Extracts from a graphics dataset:
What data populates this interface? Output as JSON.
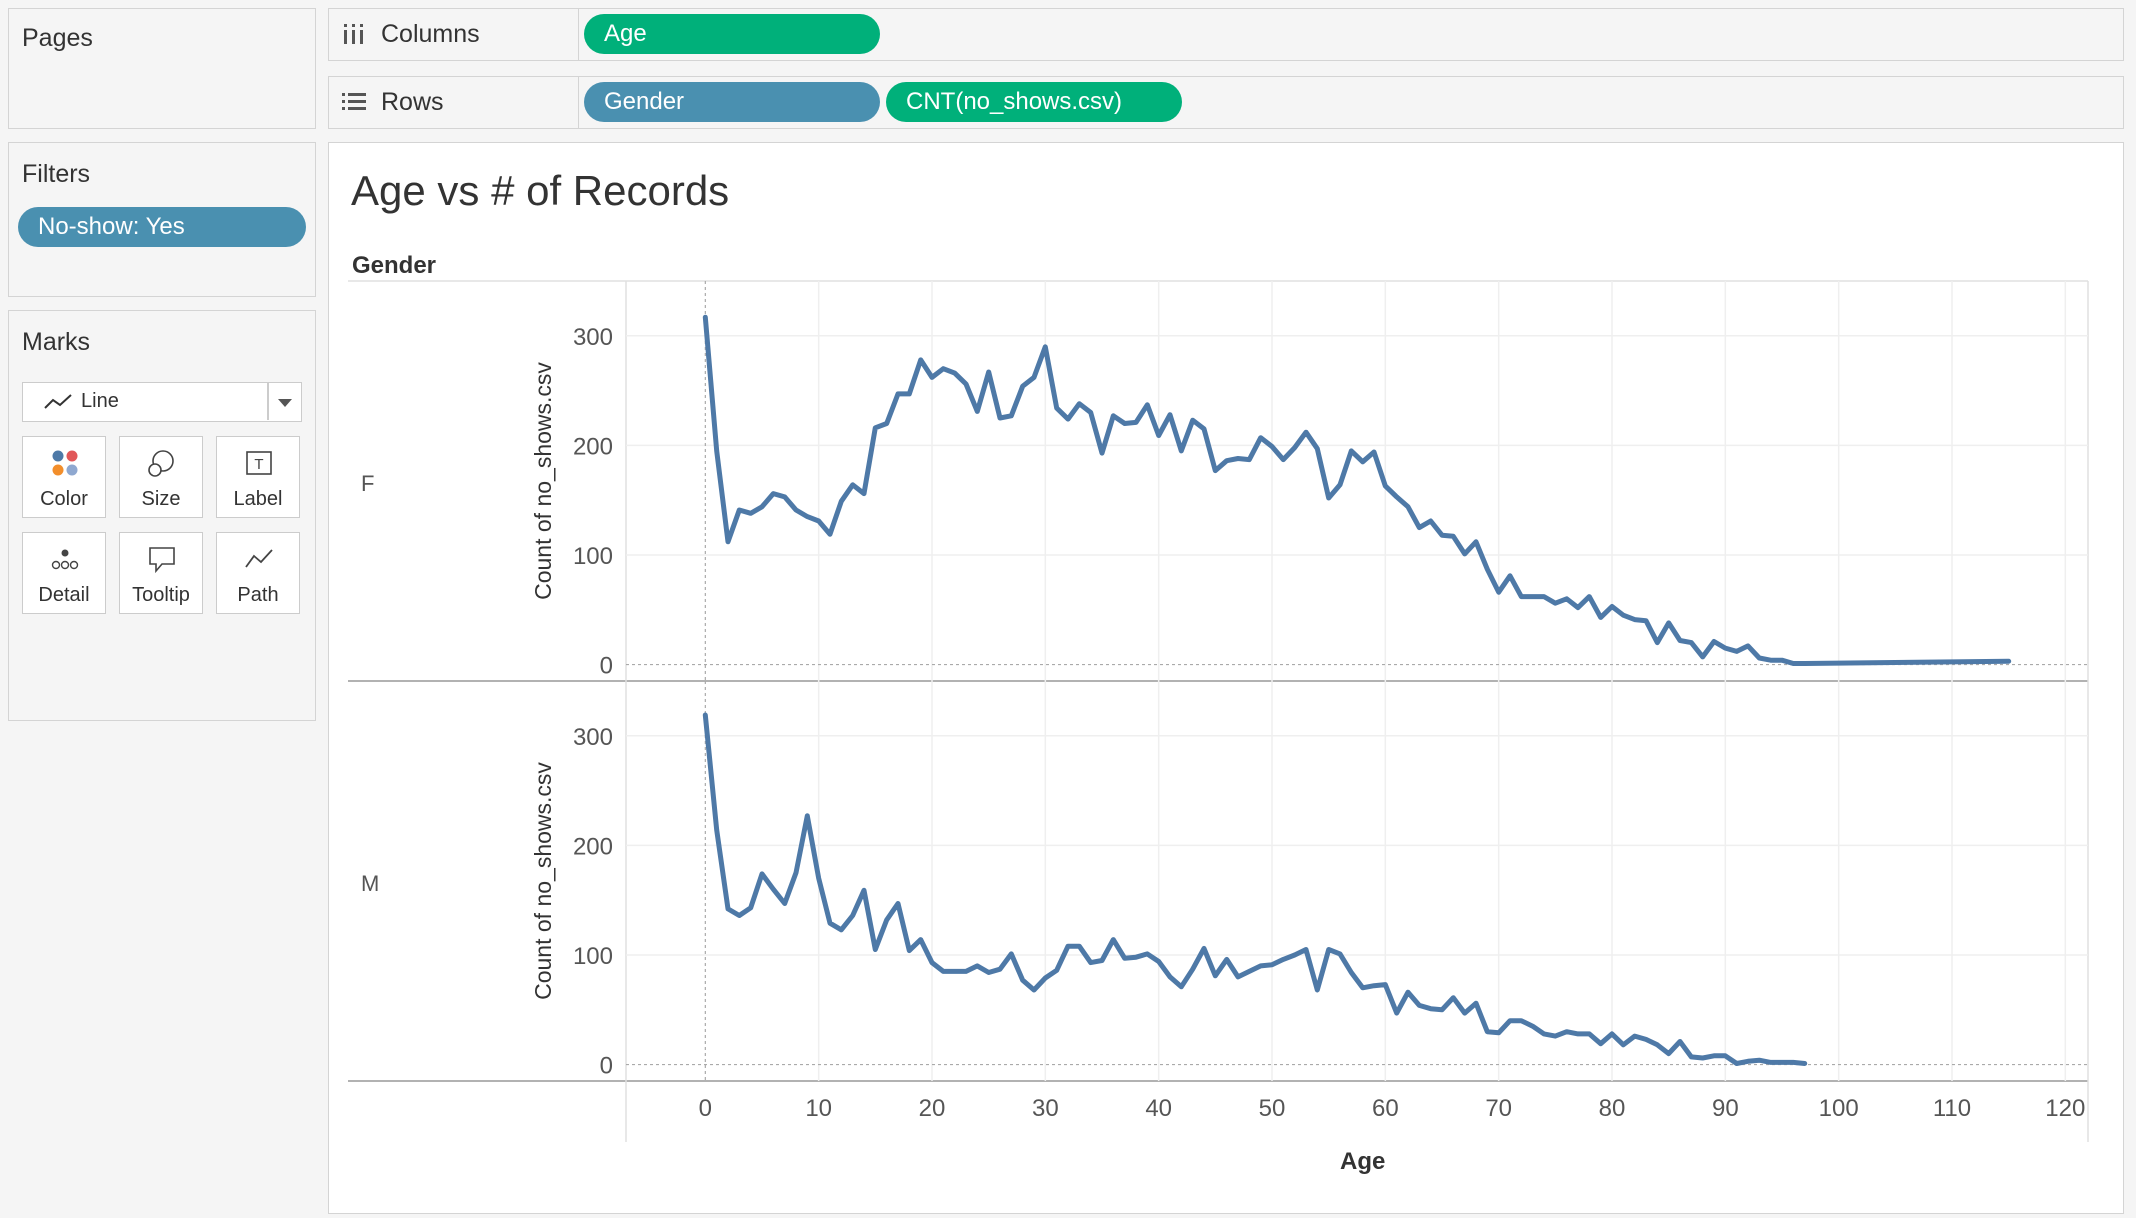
{
  "pages": {
    "title": "Pages"
  },
  "filters": {
    "title": "Filters",
    "pill": "No-show: Yes"
  },
  "marks": {
    "title": "Marks",
    "type_value": "Line",
    "buttons": [
      "Color",
      "Size",
      "Label",
      "Detail",
      "Tooltip",
      "Path"
    ]
  },
  "shelves": {
    "columns_label": "Columns",
    "rows_label": "Rows",
    "columns_pills": [
      "Age"
    ],
    "rows_pills": [
      "Gender",
      "CNT(no_shows.csv)"
    ]
  },
  "colors": {
    "green": "#00b07a",
    "blue": "#4a90b0",
    "line": "#4e79a7"
  },
  "viz": {
    "title": "Age vs # of Records",
    "row_header": "Gender",
    "x_axis_label": "Age",
    "y_axis_label": "Count of no_shows.csv"
  },
  "chart_data": {
    "type": "line",
    "xlabel": "Age",
    "ylabel": "Count of no_shows.csv",
    "xlim": [
      -7,
      122
    ],
    "ylim": [
      -15,
      350
    ],
    "x_ticks": [
      0,
      10,
      20,
      30,
      40,
      50,
      60,
      70,
      80,
      90,
      100,
      110,
      120
    ],
    "y_ticks": [
      0,
      100,
      200,
      300
    ],
    "panels": [
      {
        "row": "F",
        "points": [
          [
            0,
            317
          ],
          [
            1,
            195
          ],
          [
            2,
            112
          ],
          [
            3,
            141
          ],
          [
            4,
            138
          ],
          [
            5,
            144
          ],
          [
            6,
            156
          ],
          [
            7,
            153
          ],
          [
            8,
            141
          ],
          [
            9,
            135
          ],
          [
            10,
            131
          ],
          [
            11,
            119
          ],
          [
            12,
            149
          ],
          [
            13,
            164
          ],
          [
            14,
            156
          ],
          [
            15,
            216
          ],
          [
            16,
            220
          ],
          [
            17,
            247
          ],
          [
            18,
            247
          ],
          [
            19,
            278
          ],
          [
            20,
            262
          ],
          [
            21,
            270
          ],
          [
            22,
            266
          ],
          [
            23,
            256
          ],
          [
            24,
            231
          ],
          [
            25,
            267
          ],
          [
            26,
            225
          ],
          [
            27,
            227
          ],
          [
            28,
            254
          ],
          [
            29,
            262
          ],
          [
            30,
            290
          ],
          [
            31,
            234
          ],
          [
            32,
            224
          ],
          [
            33,
            238
          ],
          [
            34,
            230
          ],
          [
            35,
            193
          ],
          [
            36,
            227
          ],
          [
            37,
            220
          ],
          [
            38,
            221
          ],
          [
            39,
            237
          ],
          [
            40,
            209
          ],
          [
            41,
            228
          ],
          [
            42,
            195
          ],
          [
            43,
            223
          ],
          [
            44,
            215
          ],
          [
            45,
            177
          ],
          [
            46,
            186
          ],
          [
            47,
            188
          ],
          [
            48,
            187
          ],
          [
            49,
            207
          ],
          [
            50,
            199
          ],
          [
            51,
            187
          ],
          [
            52,
            198
          ],
          [
            53,
            212
          ],
          [
            54,
            197
          ],
          [
            55,
            152
          ],
          [
            56,
            164
          ],
          [
            57,
            195
          ],
          [
            58,
            185
          ],
          [
            59,
            194
          ],
          [
            60,
            163
          ],
          [
            61,
            153
          ],
          [
            62,
            144
          ],
          [
            63,
            125
          ],
          [
            64,
            131
          ],
          [
            65,
            118
          ],
          [
            66,
            117
          ],
          [
            67,
            101
          ],
          [
            68,
            112
          ],
          [
            69,
            87
          ],
          [
            70,
            66
          ],
          [
            71,
            81
          ],
          [
            72,
            62
          ],
          [
            73,
            62
          ],
          [
            74,
            62
          ],
          [
            75,
            56
          ],
          [
            76,
            60
          ],
          [
            77,
            52
          ],
          [
            78,
            62
          ],
          [
            79,
            43
          ],
          [
            80,
            53
          ],
          [
            81,
            45
          ],
          [
            82,
            41
          ],
          [
            83,
            40
          ],
          [
            84,
            20
          ],
          [
            85,
            38
          ],
          [
            86,
            22
          ],
          [
            87,
            20
          ],
          [
            88,
            7
          ],
          [
            89,
            21
          ],
          [
            90,
            15
          ],
          [
            91,
            12
          ],
          [
            92,
            17
          ],
          [
            93,
            6
          ],
          [
            94,
            4
          ],
          [
            95,
            4
          ],
          [
            96,
            1
          ],
          [
            97,
            1
          ],
          [
            115,
            3
          ]
        ]
      },
      {
        "row": "M",
        "points": [
          [
            0,
            319
          ],
          [
            1,
            214
          ],
          [
            2,
            142
          ],
          [
            3,
            136
          ],
          [
            4,
            143
          ],
          [
            5,
            174
          ],
          [
            6,
            160
          ],
          [
            7,
            147
          ],
          [
            8,
            175
          ],
          [
            9,
            227
          ],
          [
            10,
            170
          ],
          [
            11,
            129
          ],
          [
            12,
            123
          ],
          [
            13,
            136
          ],
          [
            14,
            159
          ],
          [
            15,
            105
          ],
          [
            16,
            132
          ],
          [
            17,
            147
          ],
          [
            18,
            104
          ],
          [
            19,
            114
          ],
          [
            20,
            93
          ],
          [
            21,
            85
          ],
          [
            22,
            85
          ],
          [
            23,
            85
          ],
          [
            24,
            90
          ],
          [
            25,
            84
          ],
          [
            26,
            87
          ],
          [
            27,
            101
          ],
          [
            28,
            77
          ],
          [
            29,
            68
          ],
          [
            30,
            79
          ],
          [
            31,
            86
          ],
          [
            32,
            108
          ],
          [
            33,
            108
          ],
          [
            34,
            93
          ],
          [
            35,
            95
          ],
          [
            36,
            114
          ],
          [
            37,
            97
          ],
          [
            38,
            98
          ],
          [
            39,
            101
          ],
          [
            40,
            94
          ],
          [
            41,
            80
          ],
          [
            42,
            71
          ],
          [
            43,
            87
          ],
          [
            44,
            106
          ],
          [
            45,
            81
          ],
          [
            46,
            96
          ],
          [
            47,
            80
          ],
          [
            48,
            85
          ],
          [
            49,
            90
          ],
          [
            50,
            91
          ],
          [
            51,
            96
          ],
          [
            52,
            100
          ],
          [
            53,
            105
          ],
          [
            54,
            68
          ],
          [
            55,
            105
          ],
          [
            56,
            101
          ],
          [
            57,
            84
          ],
          [
            58,
            70
          ],
          [
            59,
            72
          ],
          [
            60,
            73
          ],
          [
            61,
            47
          ],
          [
            62,
            66
          ],
          [
            63,
            54
          ],
          [
            64,
            51
          ],
          [
            65,
            50
          ],
          [
            66,
            61
          ],
          [
            67,
            47
          ],
          [
            68,
            56
          ],
          [
            69,
            30
          ],
          [
            70,
            29
          ],
          [
            71,
            40
          ],
          [
            72,
            40
          ],
          [
            73,
            35
          ],
          [
            74,
            28
          ],
          [
            75,
            26
          ],
          [
            76,
            30
          ],
          [
            77,
            28
          ],
          [
            78,
            28
          ],
          [
            79,
            19
          ],
          [
            80,
            28
          ],
          [
            81,
            18
          ],
          [
            82,
            26
          ],
          [
            83,
            23
          ],
          [
            84,
            18
          ],
          [
            85,
            10
          ],
          [
            86,
            21
          ],
          [
            87,
            7
          ],
          [
            88,
            6
          ],
          [
            89,
            8
          ],
          [
            90,
            8
          ],
          [
            91,
            1
          ],
          [
            92,
            3
          ],
          [
            93,
            4
          ],
          [
            94,
            2
          ],
          [
            95,
            2
          ],
          [
            96,
            2
          ],
          [
            97,
            1
          ]
        ]
      }
    ]
  }
}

Required work: Reproduce each line exactly, please, except for any pictures.

In response:
What data populates this interface? Output as JSON.
{
  "pages": {
    "title": "Pages"
  },
  "filters": {
    "title": "Filters",
    "pill": "No-show: Yes"
  },
  "marks": {
    "title": "Marks",
    "type_value": "Line",
    "buttons": [
      "Color",
      "Size",
      "Label",
      "Detail",
      "Tooltip",
      "Path"
    ]
  },
  "shelves": {
    "columns_label": "Columns",
    "rows_label": "Rows",
    "columns_pills": [
      "Age"
    ],
    "rows_pills": [
      "Gender",
      "CNT(no_shows.csv)"
    ]
  },
  "colors": {
    "green": "#00b07a",
    "blue": "#4a90b0",
    "line": "#4e79a7"
  },
  "viz": {
    "title": "Age vs # of Records",
    "row_header": "Gender",
    "x_axis_label": "Age",
    "y_axis_label": "Count of no_shows.csv"
  },
  "chart_data": {
    "type": "line",
    "xlabel": "Age",
    "ylabel": "Count of no_shows.csv",
    "xlim": [
      -7,
      122
    ],
    "ylim": [
      -15,
      350
    ],
    "x_ticks": [
      0,
      10,
      20,
      30,
      40,
      50,
      60,
      70,
      80,
      90,
      100,
      110,
      120
    ],
    "y_ticks": [
      0,
      100,
      200,
      300
    ],
    "panels": [
      {
        "row": "F",
        "points": [
          [
            0,
            317
          ],
          [
            1,
            195
          ],
          [
            2,
            112
          ],
          [
            3,
            141
          ],
          [
            4,
            138
          ],
          [
            5,
            144
          ],
          [
            6,
            156
          ],
          [
            7,
            153
          ],
          [
            8,
            141
          ],
          [
            9,
            135
          ],
          [
            10,
            131
          ],
          [
            11,
            119
          ],
          [
            12,
            149
          ],
          [
            13,
            164
          ],
          [
            14,
            156
          ],
          [
            15,
            216
          ],
          [
            16,
            220
          ],
          [
            17,
            247
          ],
          [
            18,
            247
          ],
          [
            19,
            278
          ],
          [
            20,
            262
          ],
          [
            21,
            270
          ],
          [
            22,
            266
          ],
          [
            23,
            256
          ],
          [
            24,
            231
          ],
          [
            25,
            267
          ],
          [
            26,
            225
          ],
          [
            27,
            227
          ],
          [
            28,
            254
          ],
          [
            29,
            262
          ],
          [
            30,
            290
          ],
          [
            31,
            234
          ],
          [
            32,
            224
          ],
          [
            33,
            238
          ],
          [
            34,
            230
          ],
          [
            35,
            193
          ],
          [
            36,
            227
          ],
          [
            37,
            220
          ],
          [
            38,
            221
          ],
          [
            39,
            237
          ],
          [
            40,
            209
          ],
          [
            41,
            228
          ],
          [
            42,
            195
          ],
          [
            43,
            223
          ],
          [
            44,
            215
          ],
          [
            45,
            177
          ],
          [
            46,
            186
          ],
          [
            47,
            188
          ],
          [
            48,
            187
          ],
          [
            49,
            207
          ],
          [
            50,
            199
          ],
          [
            51,
            187
          ],
          [
            52,
            198
          ],
          [
            53,
            212
          ],
          [
            54,
            197
          ],
          [
            55,
            152
          ],
          [
            56,
            164
          ],
          [
            57,
            195
          ],
          [
            58,
            185
          ],
          [
            59,
            194
          ],
          [
            60,
            163
          ],
          [
            61,
            153
          ],
          [
            62,
            144
          ],
          [
            63,
            125
          ],
          [
            64,
            131
          ],
          [
            65,
            118
          ],
          [
            66,
            117
          ],
          [
            67,
            101
          ],
          [
            68,
            112
          ],
          [
            69,
            87
          ],
          [
            70,
            66
          ],
          [
            71,
            81
          ],
          [
            72,
            62
          ],
          [
            73,
            62
          ],
          [
            74,
            62
          ],
          [
            75,
            56
          ],
          [
            76,
            60
          ],
          [
            77,
            52
          ],
          [
            78,
            62
          ],
          [
            79,
            43
          ],
          [
            80,
            53
          ],
          [
            81,
            45
          ],
          [
            82,
            41
          ],
          [
            83,
            40
          ],
          [
            84,
            20
          ],
          [
            85,
            38
          ],
          [
            86,
            22
          ],
          [
            87,
            20
          ],
          [
            88,
            7
          ],
          [
            89,
            21
          ],
          [
            90,
            15
          ],
          [
            91,
            12
          ],
          [
            92,
            17
          ],
          [
            93,
            6
          ],
          [
            94,
            4
          ],
          [
            95,
            4
          ],
          [
            96,
            1
          ],
          [
            97,
            1
          ],
          [
            115,
            3
          ]
        ]
      },
      {
        "row": "M",
        "points": [
          [
            0,
            319
          ],
          [
            1,
            214
          ],
          [
            2,
            142
          ],
          [
            3,
            136
          ],
          [
            4,
            143
          ],
          [
            5,
            174
          ],
          [
            6,
            160
          ],
          [
            7,
            147
          ],
          [
            8,
            175
          ],
          [
            9,
            227
          ],
          [
            10,
            170
          ],
          [
            11,
            129
          ],
          [
            12,
            123
          ],
          [
            13,
            136
          ],
          [
            14,
            159
          ],
          [
            15,
            105
          ],
          [
            16,
            132
          ],
          [
            17,
            147
          ],
          [
            18,
            104
          ],
          [
            19,
            114
          ],
          [
            20,
            93
          ],
          [
            21,
            85
          ],
          [
            22,
            85
          ],
          [
            23,
            85
          ],
          [
            24,
            90
          ],
          [
            25,
            84
          ],
          [
            26,
            87
          ],
          [
            27,
            101
          ],
          [
            28,
            77
          ],
          [
            29,
            68
          ],
          [
            30,
            79
          ],
          [
            31,
            86
          ],
          [
            32,
            108
          ],
          [
            33,
            108
          ],
          [
            34,
            93
          ],
          [
            35,
            95
          ],
          [
            36,
            114
          ],
          [
            37,
            97
          ],
          [
            38,
            98
          ],
          [
            39,
            101
          ],
          [
            40,
            94
          ],
          [
            41,
            80
          ],
          [
            42,
            71
          ],
          [
            43,
            87
          ],
          [
            44,
            106
          ],
          [
            45,
            81
          ],
          [
            46,
            96
          ],
          [
            47,
            80
          ],
          [
            48,
            85
          ],
          [
            49,
            90
          ],
          [
            50,
            91
          ],
          [
            51,
            96
          ],
          [
            52,
            100
          ],
          [
            53,
            105
          ],
          [
            54,
            68
          ],
          [
            55,
            105
          ],
          [
            56,
            101
          ],
          [
            57,
            84
          ],
          [
            58,
            70
          ],
          [
            59,
            72
          ],
          [
            60,
            73
          ],
          [
            61,
            47
          ],
          [
            62,
            66
          ],
          [
            63,
            54
          ],
          [
            64,
            51
          ],
          [
            65,
            50
          ],
          [
            66,
            61
          ],
          [
            67,
            47
          ],
          [
            68,
            56
          ],
          [
            69,
            30
          ],
          [
            70,
            29
          ],
          [
            71,
            40
          ],
          [
            72,
            40
          ],
          [
            73,
            35
          ],
          [
            74,
            28
          ],
          [
            75,
            26
          ],
          [
            76,
            30
          ],
          [
            77,
            28
          ],
          [
            78,
            28
          ],
          [
            79,
            19
          ],
          [
            80,
            28
          ],
          [
            81,
            18
          ],
          [
            82,
            26
          ],
          [
            83,
            23
          ],
          [
            84,
            18
          ],
          [
            85,
            10
          ],
          [
            86,
            21
          ],
          [
            87,
            7
          ],
          [
            88,
            6
          ],
          [
            89,
            8
          ],
          [
            90,
            8
          ],
          [
            91,
            1
          ],
          [
            92,
            3
          ],
          [
            93,
            4
          ],
          [
            94,
            2
          ],
          [
            95,
            2
          ],
          [
            96,
            2
          ],
          [
            97,
            1
          ]
        ]
      }
    ]
  }
}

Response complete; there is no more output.